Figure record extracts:
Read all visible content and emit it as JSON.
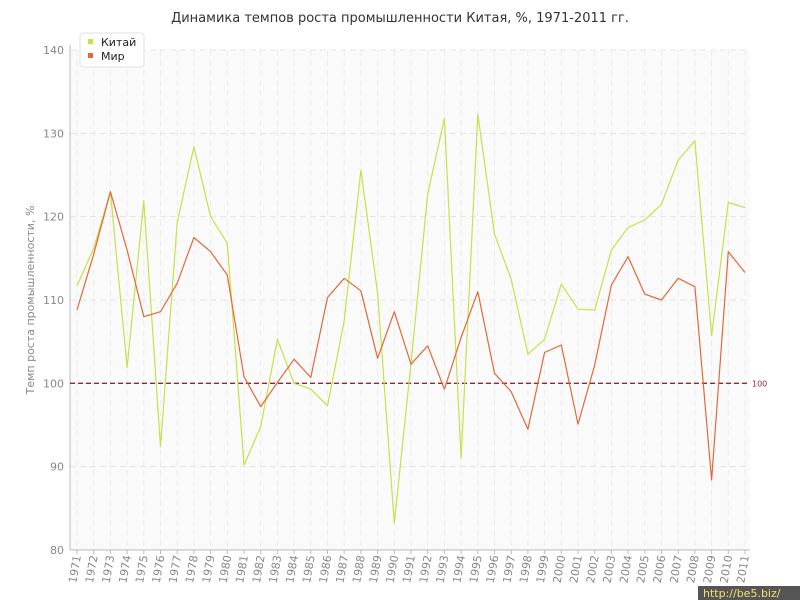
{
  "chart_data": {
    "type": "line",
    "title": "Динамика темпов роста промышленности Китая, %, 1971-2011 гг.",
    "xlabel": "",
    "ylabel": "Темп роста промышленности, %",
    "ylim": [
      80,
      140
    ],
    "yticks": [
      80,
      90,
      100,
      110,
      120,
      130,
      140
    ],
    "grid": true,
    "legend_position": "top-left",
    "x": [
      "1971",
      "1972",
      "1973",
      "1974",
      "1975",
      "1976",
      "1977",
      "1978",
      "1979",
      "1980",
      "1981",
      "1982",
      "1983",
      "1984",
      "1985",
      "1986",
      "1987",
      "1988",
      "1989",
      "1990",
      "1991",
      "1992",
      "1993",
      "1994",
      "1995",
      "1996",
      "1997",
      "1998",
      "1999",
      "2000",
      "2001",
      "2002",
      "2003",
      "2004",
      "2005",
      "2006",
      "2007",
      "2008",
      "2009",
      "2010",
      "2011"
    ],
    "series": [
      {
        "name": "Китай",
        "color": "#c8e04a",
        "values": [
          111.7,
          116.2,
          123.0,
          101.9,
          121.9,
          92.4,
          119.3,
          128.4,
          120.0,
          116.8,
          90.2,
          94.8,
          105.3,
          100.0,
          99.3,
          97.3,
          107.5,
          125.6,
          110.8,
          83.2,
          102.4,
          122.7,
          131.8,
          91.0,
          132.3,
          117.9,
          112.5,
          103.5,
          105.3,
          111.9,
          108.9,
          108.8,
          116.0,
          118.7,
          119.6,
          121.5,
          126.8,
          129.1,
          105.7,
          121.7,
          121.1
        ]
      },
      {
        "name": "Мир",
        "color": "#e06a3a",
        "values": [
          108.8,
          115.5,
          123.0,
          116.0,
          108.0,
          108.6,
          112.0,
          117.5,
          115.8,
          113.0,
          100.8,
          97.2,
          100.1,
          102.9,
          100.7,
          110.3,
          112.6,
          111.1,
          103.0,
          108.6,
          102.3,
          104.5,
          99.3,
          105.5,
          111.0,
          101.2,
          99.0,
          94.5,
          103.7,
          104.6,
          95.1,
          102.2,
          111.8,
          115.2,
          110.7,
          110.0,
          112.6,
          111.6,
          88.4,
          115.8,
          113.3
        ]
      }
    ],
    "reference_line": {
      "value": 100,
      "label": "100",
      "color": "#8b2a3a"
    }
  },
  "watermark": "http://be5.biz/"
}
==
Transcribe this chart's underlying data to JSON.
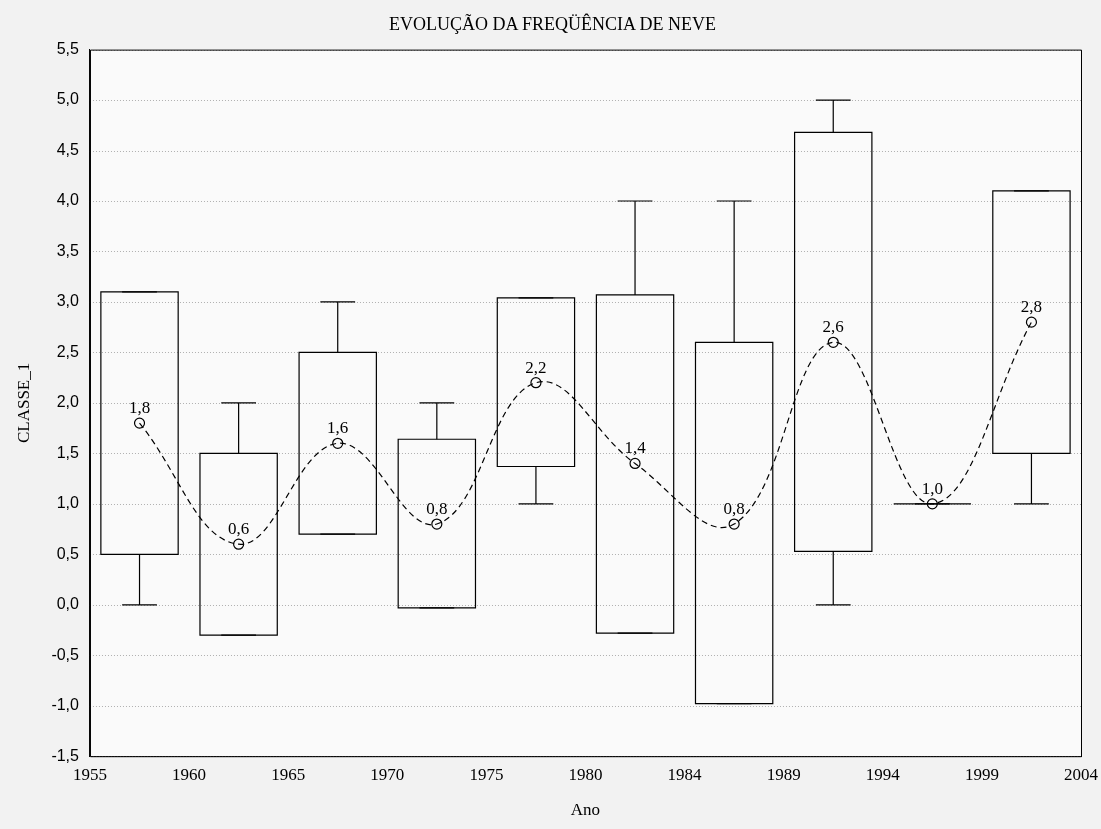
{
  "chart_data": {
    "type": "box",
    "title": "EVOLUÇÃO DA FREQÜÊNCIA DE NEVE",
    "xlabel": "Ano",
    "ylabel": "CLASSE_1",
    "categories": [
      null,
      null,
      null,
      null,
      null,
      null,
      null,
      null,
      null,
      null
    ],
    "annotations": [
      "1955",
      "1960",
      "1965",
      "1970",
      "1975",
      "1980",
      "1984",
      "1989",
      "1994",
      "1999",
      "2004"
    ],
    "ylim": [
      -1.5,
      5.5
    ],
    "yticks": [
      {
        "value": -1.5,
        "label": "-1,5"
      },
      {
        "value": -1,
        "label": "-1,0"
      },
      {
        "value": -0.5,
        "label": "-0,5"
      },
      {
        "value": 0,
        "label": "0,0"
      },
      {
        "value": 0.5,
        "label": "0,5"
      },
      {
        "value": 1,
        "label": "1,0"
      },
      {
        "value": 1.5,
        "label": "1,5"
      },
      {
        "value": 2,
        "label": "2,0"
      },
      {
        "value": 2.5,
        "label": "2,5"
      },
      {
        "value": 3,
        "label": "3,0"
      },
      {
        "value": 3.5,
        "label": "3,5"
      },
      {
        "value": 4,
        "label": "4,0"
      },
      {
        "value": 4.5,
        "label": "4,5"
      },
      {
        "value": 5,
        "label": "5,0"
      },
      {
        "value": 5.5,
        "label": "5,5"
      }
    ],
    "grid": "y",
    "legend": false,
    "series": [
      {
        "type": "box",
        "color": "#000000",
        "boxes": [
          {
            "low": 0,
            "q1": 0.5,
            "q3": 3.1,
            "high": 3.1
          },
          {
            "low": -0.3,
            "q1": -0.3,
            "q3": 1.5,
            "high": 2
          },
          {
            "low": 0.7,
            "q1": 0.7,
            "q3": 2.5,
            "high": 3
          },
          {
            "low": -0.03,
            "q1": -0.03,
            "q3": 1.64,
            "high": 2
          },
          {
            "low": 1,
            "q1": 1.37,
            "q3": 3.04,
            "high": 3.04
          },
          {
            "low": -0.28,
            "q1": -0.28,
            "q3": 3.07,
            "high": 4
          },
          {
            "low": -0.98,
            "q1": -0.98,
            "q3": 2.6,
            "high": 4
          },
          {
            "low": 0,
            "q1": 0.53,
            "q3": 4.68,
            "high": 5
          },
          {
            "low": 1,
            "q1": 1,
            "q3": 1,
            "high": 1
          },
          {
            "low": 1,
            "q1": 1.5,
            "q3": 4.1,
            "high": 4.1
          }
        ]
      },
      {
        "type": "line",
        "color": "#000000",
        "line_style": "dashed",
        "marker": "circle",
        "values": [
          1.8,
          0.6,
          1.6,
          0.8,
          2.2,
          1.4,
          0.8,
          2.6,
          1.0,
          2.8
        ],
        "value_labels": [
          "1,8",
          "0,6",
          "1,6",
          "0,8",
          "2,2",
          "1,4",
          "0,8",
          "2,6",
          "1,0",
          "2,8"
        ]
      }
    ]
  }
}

Stated task: Copy every line from the entries that contains the word "color".

Result:
        "color": "#c8e04a",
        "color": "#e06a3a",
      "color": "#8b2a3a"
        "color": "#000000",
        "color": "#000000",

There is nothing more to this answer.